### TASK TO CARRY OUT
Express the lines from the one containing "stat-value-vectorized-execution: Yes bbox=[2143, 908, 2178, 931]" through the one containing "stat-value-block: 0.0 ns", both included, as a JSON list of strings with one string per line and blank lines left out.

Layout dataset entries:
============

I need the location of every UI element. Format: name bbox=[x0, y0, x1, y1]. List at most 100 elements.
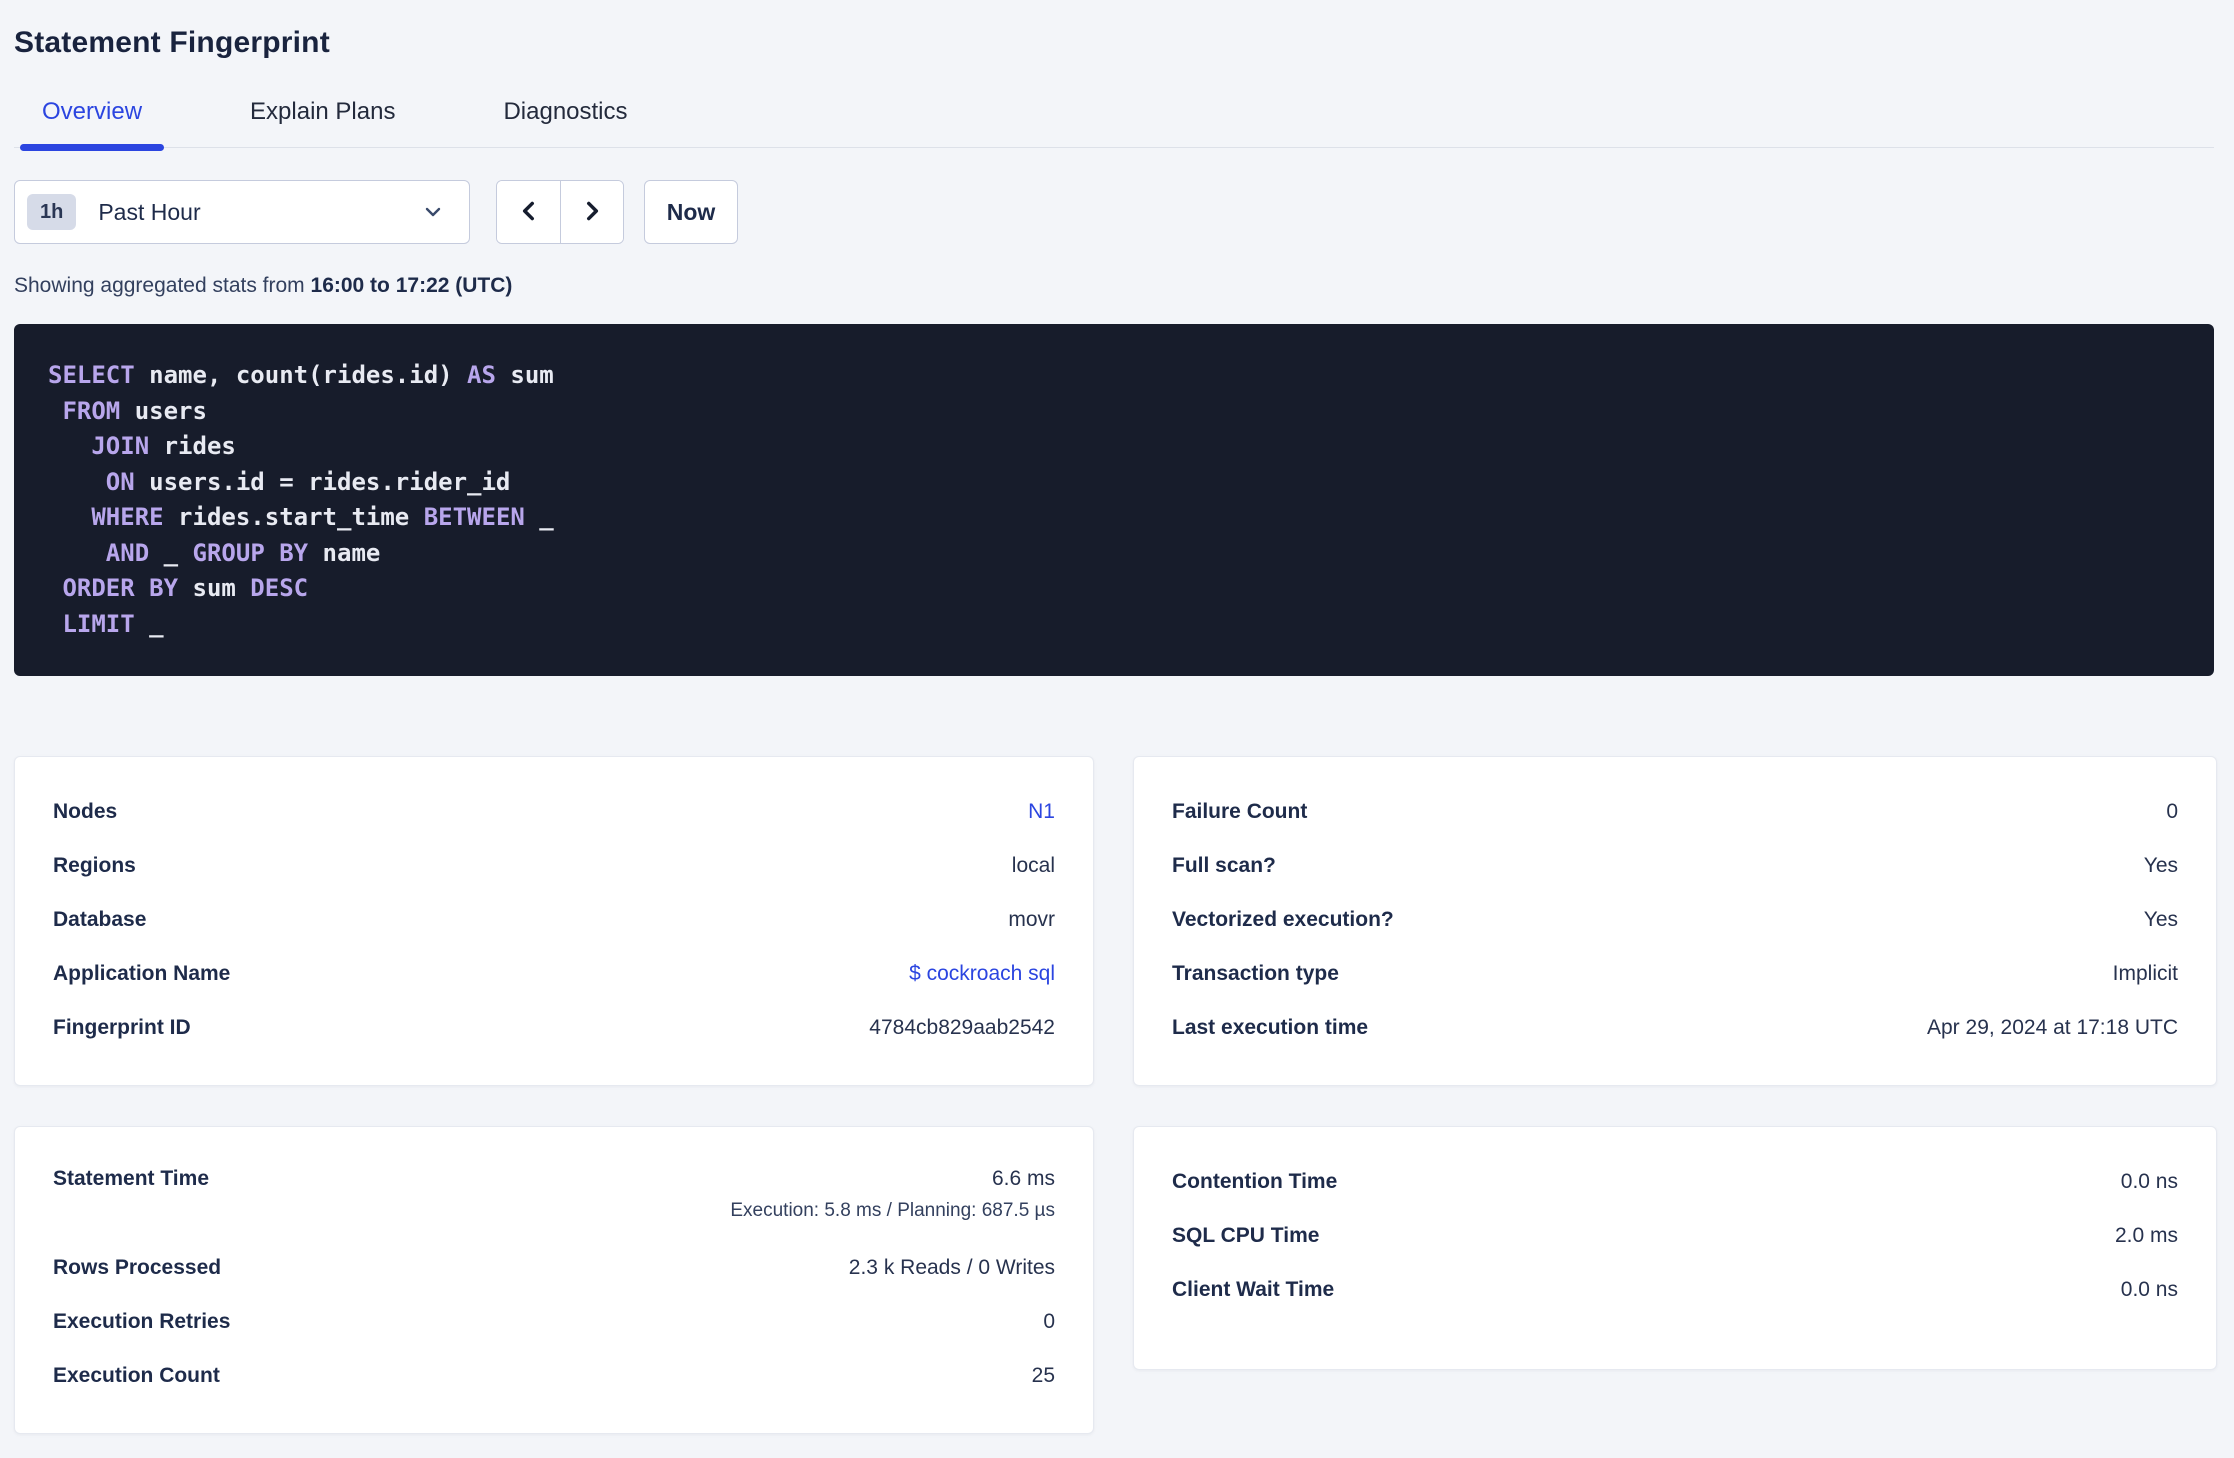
stat-value-vectorized-execution: Yes bbox=[2143, 908, 2178, 931]
stat-value-transaction-type: Implicit bbox=[2112, 962, 2178, 985]
tab-explain-plans[interactable]: Explain Plans bbox=[228, 98, 417, 147]
stat-value-block: movr bbox=[1008, 908, 1055, 932]
stat-value-link-nodes[interactable]: N1 bbox=[1028, 800, 1055, 824]
stat-value-execution-count: 25 bbox=[1031, 1364, 1055, 1387]
stat-row: Failure Count 0 bbox=[1172, 785, 2178, 839]
sql-line: LIMIT _ bbox=[48, 607, 2180, 643]
sql-text: _ bbox=[134, 609, 164, 638]
time-range-label: Past Hour bbox=[98, 198, 201, 225]
stat-value-block: 2.0 ms bbox=[2115, 1224, 2178, 1248]
stat-value-block: N1 bbox=[1028, 800, 1055, 824]
stat-label-last-execution-time: Last execution time bbox=[1172, 1016, 1369, 1039]
sql-text: rides.start_time bbox=[163, 503, 424, 531]
page-title: Statement Fingerprint bbox=[14, 26, 330, 59]
stat-value-block: 0.0 ns bbox=[2121, 1170, 2178, 1194]
stat-subvalue: Execution: 5.8 ms / Planning: 687.5 µs bbox=[730, 1200, 1055, 1221]
stat-value-block: 2.3 k Reads / 0 Writes bbox=[849, 1256, 1055, 1280]
sql-keyword: JOIN bbox=[91, 432, 150, 460]
sql-fingerprint-block: SELECT name, count(rides.id) AS sum FROM… bbox=[14, 324, 2214, 676]
stat-value-regions: local bbox=[1011, 854, 1055, 877]
sql-line: FROM users bbox=[48, 394, 2180, 430]
tab-bar: Overview Explain Plans Diagnostics bbox=[14, 98, 2214, 151]
sql-text: users.id = rides.rider_id bbox=[134, 467, 511, 496]
sql-text: sum bbox=[178, 574, 251, 602]
stat-row: Nodes N1 bbox=[53, 785, 1055, 839]
stat-label-full-scan: Full scan? bbox=[1172, 854, 1276, 877]
stat-value-block: Implicit bbox=[2113, 962, 2178, 986]
stat-label-sql-cpu-time: SQL CPU Time bbox=[1172, 1224, 1320, 1247]
stat-value-block: Yes bbox=[2144, 854, 2178, 878]
statement-fingerprint-page: Statement Fingerprint Overview Explain Pl… bbox=[0, 0, 2234, 1434]
sql-line: SELECT name, count(rides.id) AS sum bbox=[48, 358, 2180, 394]
sql-keyword: AS bbox=[467, 361, 496, 389]
stat-row: Vectorized execution? Yes bbox=[1172, 893, 2178, 947]
stat-value-client-wait-time: 0.0 ns bbox=[2120, 1278, 2178, 1301]
stat-row: Client Wait Time 0.0 ns bbox=[1172, 1263, 2178, 1317]
stat-label-client-wait-time: Client Wait Time bbox=[1172, 1278, 1335, 1301]
stat-label-rows-processed: Rows Processed bbox=[53, 1256, 222, 1279]
stat-value-failure-count: 0 bbox=[2166, 800, 2178, 823]
sql-keyword: FROM bbox=[62, 396, 121, 425]
stat-value-link-application-name[interactable]: $ cockroach sql bbox=[909, 962, 1055, 986]
sql-text: _ bbox=[524, 503, 554, 531]
stat-label-execution-count: Execution Count bbox=[53, 1364, 220, 1387]
stat-row: Database movr bbox=[53, 893, 1055, 947]
stat-row: Fingerprint ID 4784cb829aab2542 bbox=[53, 1001, 1055, 1055]
chevron-down-icon bbox=[421, 200, 445, 224]
stat-label-failure-count: Failure Count bbox=[1172, 800, 1308, 823]
execution-attributes-card: Failure Count 0 Full scan? Yes Vectorized ex… bbox=[1133, 756, 2217, 1086]
stat-label-execution-retries: Execution Retries bbox=[53, 1310, 231, 1333]
stat-row: Statement Time 6.6 ms Execution: 5.8 ms / … bbox=[53, 1155, 1055, 1241]
sql-keyword: AND bbox=[105, 538, 150, 567]
time-range-badge: 1h bbox=[27, 194, 77, 230]
stat-value-block: 0 bbox=[2166, 800, 2178, 824]
stat-value-rows-processed: 2.3 k Reads / 0 Writes bbox=[848, 1256, 1055, 1279]
caption-prefix: Showing aggregated stats from bbox=[14, 274, 311, 297]
stat-row: Transaction type Implicit bbox=[1172, 947, 2178, 1001]
stat-row: Full scan? Yes bbox=[1172, 839, 2178, 893]
stat-value-block: local bbox=[1012, 854, 1055, 878]
stat-value-contention-time: 0.0 ns bbox=[2120, 1170, 2178, 1193]
sql-keyword: BETWEEN bbox=[423, 503, 525, 531]
stat-value-fingerprint-id: 4784cb829aab2542 bbox=[869, 1016, 1055, 1039]
aggregated-stats-caption: Showing aggregated stats from 16:00 to 1… bbox=[14, 274, 2214, 298]
stat-value-block: 6.6 ms Execution: 5.8 ms / Planning: 687.… bbox=[730, 1167, 1055, 1222]
stat-label-application-name: Application Name bbox=[53, 962, 231, 985]
stat-row: Rows Processed 2.3 k Reads / 0 Writes bbox=[53, 1241, 1055, 1295]
stat-value-block: Apr 29, 2024 at 17:18 UTC bbox=[1927, 1016, 2178, 1040]
chevron-left-icon bbox=[516, 198, 542, 227]
tab-label: Explain Plans bbox=[250, 98, 396, 125]
stat-value-last-execution-time: Apr 29, 2024 at 17:18 UTC bbox=[1927, 1016, 2178, 1039]
stat-label-transaction-type: Transaction type bbox=[1172, 962, 1339, 985]
sql-line: ORDER BY sum DESC bbox=[48, 571, 2180, 607]
tab-diagnostics[interactable]: Diagnostics bbox=[481, 98, 649, 147]
next-time-button[interactable] bbox=[560, 181, 623, 243]
stat-row: Last execution time Apr 29, 2024 at 17:18… bbox=[1172, 1001, 2178, 1055]
timing-card: Statement Time 6.6 ms Execution: 5.8 ms / … bbox=[14, 1126, 1094, 1434]
tab-label: Overview bbox=[42, 98, 143, 125]
sql-text: name bbox=[308, 538, 381, 567]
stats-cards: Nodes N1 Regions local Database movr Applicati… bbox=[14, 756, 2217, 1434]
stat-value-block: 25 bbox=[1032, 1364, 1055, 1388]
sql-text: rides bbox=[149, 432, 236, 460]
sql-keyword: GROUP BY bbox=[192, 538, 309, 567]
stat-value-statement-time: 6.6 ms bbox=[991, 1167, 1055, 1190]
stat-value-full-scan: Yes bbox=[2143, 854, 2178, 877]
prev-time-button[interactable] bbox=[497, 181, 560, 243]
sql-keyword: SELECT bbox=[48, 361, 135, 389]
sql-line: JOIN rides bbox=[48, 429, 2180, 465]
stat-row: Application Name $ cockroach sql bbox=[53, 947, 1055, 1001]
sql-keyword: ORDER BY bbox=[62, 574, 179, 602]
active-tab-underline bbox=[20, 144, 165, 151]
sql-line: ON users.id = rides.rider_id bbox=[48, 465, 2180, 501]
now-button[interactable]: Now bbox=[644, 180, 738, 244]
tab-overview[interactable]: Overview bbox=[20, 98, 165, 151]
time-step-group bbox=[496, 180, 624, 244]
stat-value-execution-retries: 0 bbox=[1043, 1310, 1055, 1333]
time-range-dropdown[interactable]: 1h Past Hour bbox=[14, 180, 470, 244]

============

### THE SOLUTION
[
  "stat-value-vectorized-execution: Yes bbox=[2143, 908, 2178, 931]",
  "stat-value-transaction-type: Implicit bbox=[2112, 962, 2178, 985]",
  "tab-explain-plans[interactable]: Explain Plans bbox=[228, 98, 417, 147]",
  "stat-value-block: movr bbox=[1008, 908, 1055, 932]",
  "stat-value-link-nodes[interactable]: N1 bbox=[1028, 800, 1055, 824]",
  "stat-value-execution-count: 25 bbox=[1031, 1364, 1055, 1387]",
  "stat-row: Failure Count 0 bbox=[1172, 785, 2178, 839]",
  "sql-line: LIMIT _ bbox=[48, 607, 2180, 643]",
  "sql-text: _ bbox=[134, 609, 164, 638]",
  "time-range-label: Past Hour bbox=[98, 198, 201, 225]",
  "stat-value-block: 2.0 ms bbox=[2115, 1224, 2178, 1248]",
  "stat-value-block: N1 bbox=[1028, 800, 1055, 824]",
  "stat-label-last-execution-time: Last execution time bbox=[1172, 1016, 1369, 1039]",
  "sql-text: rides.start_time bbox=[163, 503, 424, 531]",
  "page-title: Statement Fingerprint bbox=[14, 26, 330, 59]",
  "stat-value-block: 0.0 ns bbox=[2121, 1170, 2178, 1194]"
]